A block of data:
============

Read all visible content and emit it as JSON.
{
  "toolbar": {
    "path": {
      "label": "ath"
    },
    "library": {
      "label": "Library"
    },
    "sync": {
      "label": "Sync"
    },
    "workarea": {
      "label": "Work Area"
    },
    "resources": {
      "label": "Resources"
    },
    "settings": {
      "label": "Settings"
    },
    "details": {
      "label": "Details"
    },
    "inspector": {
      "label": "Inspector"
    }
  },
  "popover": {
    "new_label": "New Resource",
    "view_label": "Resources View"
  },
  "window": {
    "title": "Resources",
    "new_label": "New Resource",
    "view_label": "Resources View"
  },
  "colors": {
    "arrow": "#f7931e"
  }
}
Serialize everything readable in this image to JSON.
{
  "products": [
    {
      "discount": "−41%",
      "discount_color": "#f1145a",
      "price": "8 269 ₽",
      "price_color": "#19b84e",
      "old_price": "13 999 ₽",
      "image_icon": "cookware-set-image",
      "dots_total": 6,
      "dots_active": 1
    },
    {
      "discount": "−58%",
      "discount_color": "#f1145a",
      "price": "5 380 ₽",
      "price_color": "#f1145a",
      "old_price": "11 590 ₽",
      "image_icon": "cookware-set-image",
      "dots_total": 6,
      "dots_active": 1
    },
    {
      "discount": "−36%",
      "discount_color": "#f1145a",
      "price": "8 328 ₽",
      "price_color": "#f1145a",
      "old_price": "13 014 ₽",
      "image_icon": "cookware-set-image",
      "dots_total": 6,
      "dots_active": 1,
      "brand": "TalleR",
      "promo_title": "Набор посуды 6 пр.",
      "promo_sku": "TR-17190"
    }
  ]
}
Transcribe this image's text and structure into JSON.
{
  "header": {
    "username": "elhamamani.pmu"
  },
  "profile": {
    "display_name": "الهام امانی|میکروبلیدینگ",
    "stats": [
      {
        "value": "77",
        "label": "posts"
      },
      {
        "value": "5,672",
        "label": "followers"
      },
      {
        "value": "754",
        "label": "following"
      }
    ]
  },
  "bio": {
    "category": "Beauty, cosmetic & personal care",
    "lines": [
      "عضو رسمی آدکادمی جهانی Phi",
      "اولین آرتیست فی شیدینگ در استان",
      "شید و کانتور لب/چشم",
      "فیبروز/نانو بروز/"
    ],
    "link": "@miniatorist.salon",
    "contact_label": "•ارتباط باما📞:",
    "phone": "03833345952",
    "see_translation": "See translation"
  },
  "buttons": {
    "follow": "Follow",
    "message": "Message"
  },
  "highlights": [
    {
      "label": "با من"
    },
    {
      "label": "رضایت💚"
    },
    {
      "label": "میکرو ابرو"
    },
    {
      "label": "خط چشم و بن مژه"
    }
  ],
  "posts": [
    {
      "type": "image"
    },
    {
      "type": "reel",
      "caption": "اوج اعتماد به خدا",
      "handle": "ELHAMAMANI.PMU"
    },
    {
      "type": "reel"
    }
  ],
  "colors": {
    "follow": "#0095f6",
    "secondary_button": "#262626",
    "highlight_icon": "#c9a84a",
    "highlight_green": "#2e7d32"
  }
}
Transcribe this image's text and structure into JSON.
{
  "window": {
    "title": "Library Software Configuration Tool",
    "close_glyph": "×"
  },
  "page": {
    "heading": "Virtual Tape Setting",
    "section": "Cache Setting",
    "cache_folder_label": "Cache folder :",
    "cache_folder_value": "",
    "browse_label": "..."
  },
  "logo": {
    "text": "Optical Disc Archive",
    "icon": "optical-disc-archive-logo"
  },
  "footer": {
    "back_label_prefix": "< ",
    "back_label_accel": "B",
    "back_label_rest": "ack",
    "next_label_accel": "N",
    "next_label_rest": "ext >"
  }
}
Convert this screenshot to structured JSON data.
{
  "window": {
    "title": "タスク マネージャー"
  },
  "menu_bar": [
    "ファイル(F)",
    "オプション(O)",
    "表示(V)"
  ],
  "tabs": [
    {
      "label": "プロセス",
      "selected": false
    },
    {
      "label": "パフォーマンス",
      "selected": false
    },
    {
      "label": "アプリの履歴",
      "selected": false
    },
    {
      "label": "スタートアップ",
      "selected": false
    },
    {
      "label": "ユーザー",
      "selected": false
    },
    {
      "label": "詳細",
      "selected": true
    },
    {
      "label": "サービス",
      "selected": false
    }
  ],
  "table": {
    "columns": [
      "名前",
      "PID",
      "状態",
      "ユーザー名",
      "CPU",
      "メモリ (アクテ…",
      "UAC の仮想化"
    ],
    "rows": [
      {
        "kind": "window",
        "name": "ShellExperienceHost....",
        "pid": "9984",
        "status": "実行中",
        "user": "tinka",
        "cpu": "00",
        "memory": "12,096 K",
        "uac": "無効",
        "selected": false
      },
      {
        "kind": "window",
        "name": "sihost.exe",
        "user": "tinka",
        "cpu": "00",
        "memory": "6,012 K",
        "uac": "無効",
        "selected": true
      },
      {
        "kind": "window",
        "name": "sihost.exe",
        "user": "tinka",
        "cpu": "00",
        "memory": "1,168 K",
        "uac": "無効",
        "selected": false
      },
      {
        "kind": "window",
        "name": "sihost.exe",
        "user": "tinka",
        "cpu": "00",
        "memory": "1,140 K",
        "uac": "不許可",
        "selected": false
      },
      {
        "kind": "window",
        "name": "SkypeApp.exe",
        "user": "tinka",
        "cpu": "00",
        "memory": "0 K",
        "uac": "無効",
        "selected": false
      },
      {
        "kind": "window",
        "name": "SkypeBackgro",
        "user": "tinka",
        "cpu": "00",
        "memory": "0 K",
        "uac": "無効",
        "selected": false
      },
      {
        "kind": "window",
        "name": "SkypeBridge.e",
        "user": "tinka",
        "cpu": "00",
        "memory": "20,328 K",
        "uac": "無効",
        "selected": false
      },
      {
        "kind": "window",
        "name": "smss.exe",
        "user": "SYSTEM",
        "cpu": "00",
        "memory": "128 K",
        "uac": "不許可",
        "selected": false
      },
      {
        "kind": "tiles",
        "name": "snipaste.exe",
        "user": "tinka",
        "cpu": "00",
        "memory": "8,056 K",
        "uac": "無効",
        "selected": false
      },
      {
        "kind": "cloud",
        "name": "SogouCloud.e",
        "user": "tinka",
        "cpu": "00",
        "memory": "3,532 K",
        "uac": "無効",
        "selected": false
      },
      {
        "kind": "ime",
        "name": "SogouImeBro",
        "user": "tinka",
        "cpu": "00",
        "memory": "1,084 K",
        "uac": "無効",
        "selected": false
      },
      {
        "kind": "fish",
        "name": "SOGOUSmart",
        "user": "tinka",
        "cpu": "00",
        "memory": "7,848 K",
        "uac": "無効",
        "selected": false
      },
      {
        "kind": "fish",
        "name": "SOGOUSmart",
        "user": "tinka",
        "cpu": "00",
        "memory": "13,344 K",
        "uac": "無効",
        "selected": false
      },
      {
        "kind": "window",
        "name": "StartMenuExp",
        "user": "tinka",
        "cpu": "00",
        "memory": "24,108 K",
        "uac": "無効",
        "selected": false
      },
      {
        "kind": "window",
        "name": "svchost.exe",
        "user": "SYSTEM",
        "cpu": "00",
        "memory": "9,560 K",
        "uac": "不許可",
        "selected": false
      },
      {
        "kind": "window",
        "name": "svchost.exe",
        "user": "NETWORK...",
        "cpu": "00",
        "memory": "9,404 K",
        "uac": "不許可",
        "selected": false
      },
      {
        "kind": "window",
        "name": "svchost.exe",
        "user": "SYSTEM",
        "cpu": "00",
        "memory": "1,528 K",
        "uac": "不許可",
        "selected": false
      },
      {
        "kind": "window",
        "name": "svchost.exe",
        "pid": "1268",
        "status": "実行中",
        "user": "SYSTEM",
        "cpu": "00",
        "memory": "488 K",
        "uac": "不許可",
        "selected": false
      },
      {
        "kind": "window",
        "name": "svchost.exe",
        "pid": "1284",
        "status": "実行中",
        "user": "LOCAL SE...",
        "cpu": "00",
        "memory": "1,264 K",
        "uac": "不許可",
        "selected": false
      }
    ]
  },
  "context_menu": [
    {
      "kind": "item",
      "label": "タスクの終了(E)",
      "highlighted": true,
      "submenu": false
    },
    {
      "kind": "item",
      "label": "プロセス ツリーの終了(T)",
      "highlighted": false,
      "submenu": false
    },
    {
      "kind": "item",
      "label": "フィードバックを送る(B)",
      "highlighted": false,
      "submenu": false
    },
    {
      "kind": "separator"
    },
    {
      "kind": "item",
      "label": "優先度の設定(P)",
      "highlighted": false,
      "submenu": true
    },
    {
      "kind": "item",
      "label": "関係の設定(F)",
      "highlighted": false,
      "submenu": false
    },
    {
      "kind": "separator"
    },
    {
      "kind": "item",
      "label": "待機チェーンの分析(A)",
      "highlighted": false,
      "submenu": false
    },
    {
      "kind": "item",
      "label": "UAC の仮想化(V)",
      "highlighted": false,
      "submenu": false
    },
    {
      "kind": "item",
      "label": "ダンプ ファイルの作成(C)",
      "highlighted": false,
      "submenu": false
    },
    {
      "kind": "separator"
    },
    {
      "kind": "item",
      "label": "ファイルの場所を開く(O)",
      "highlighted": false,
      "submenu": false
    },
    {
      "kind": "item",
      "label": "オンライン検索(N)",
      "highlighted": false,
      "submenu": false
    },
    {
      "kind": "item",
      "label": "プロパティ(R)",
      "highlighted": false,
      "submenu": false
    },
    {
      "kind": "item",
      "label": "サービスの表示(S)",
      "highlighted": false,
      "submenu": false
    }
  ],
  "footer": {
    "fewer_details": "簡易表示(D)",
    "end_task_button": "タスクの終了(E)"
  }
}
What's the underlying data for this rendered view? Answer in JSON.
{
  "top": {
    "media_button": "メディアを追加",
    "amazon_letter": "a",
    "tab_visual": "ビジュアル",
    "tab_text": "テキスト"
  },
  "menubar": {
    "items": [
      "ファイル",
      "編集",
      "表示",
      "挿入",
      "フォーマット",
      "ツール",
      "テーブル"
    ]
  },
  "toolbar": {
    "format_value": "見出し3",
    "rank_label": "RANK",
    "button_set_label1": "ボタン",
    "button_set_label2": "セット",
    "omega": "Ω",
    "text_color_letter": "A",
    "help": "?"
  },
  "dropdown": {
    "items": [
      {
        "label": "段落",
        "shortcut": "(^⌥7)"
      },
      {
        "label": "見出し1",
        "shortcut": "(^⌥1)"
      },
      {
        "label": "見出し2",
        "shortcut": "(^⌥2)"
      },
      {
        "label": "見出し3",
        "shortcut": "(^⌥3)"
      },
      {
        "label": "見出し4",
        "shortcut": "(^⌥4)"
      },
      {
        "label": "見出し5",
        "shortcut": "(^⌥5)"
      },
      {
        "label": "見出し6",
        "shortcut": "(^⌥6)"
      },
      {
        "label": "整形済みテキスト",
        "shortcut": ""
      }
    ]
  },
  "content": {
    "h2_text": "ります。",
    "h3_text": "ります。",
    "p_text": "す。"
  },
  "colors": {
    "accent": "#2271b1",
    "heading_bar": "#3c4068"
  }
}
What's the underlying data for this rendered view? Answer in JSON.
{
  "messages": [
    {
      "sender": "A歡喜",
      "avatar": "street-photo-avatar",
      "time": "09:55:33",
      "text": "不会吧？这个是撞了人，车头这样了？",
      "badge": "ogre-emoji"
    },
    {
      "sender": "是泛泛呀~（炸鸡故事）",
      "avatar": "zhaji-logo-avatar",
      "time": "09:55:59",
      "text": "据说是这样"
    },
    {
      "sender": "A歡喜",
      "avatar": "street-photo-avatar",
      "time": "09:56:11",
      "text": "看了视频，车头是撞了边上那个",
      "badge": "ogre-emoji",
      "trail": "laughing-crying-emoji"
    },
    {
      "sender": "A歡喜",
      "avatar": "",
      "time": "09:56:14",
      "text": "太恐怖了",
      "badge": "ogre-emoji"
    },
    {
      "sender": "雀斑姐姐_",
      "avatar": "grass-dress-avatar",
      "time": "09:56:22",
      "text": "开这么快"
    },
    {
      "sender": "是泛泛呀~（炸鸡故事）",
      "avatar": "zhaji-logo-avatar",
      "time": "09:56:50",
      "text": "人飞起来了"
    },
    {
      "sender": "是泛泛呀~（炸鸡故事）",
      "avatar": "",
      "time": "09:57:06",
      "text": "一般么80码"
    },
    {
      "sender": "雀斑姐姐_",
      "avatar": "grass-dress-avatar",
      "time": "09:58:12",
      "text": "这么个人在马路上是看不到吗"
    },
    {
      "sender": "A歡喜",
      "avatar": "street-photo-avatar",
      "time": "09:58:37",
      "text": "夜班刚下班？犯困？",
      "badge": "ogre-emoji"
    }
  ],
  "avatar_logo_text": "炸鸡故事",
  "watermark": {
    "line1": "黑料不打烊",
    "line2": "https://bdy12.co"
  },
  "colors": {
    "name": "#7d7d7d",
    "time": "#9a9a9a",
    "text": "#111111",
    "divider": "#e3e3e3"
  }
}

============

◆ The problem
Take every line from the data that contains the word "タスクの終了".

◆ The result
      "label": "タスクの終了(E)",
    "end_task_button": "タスクの終了(E)"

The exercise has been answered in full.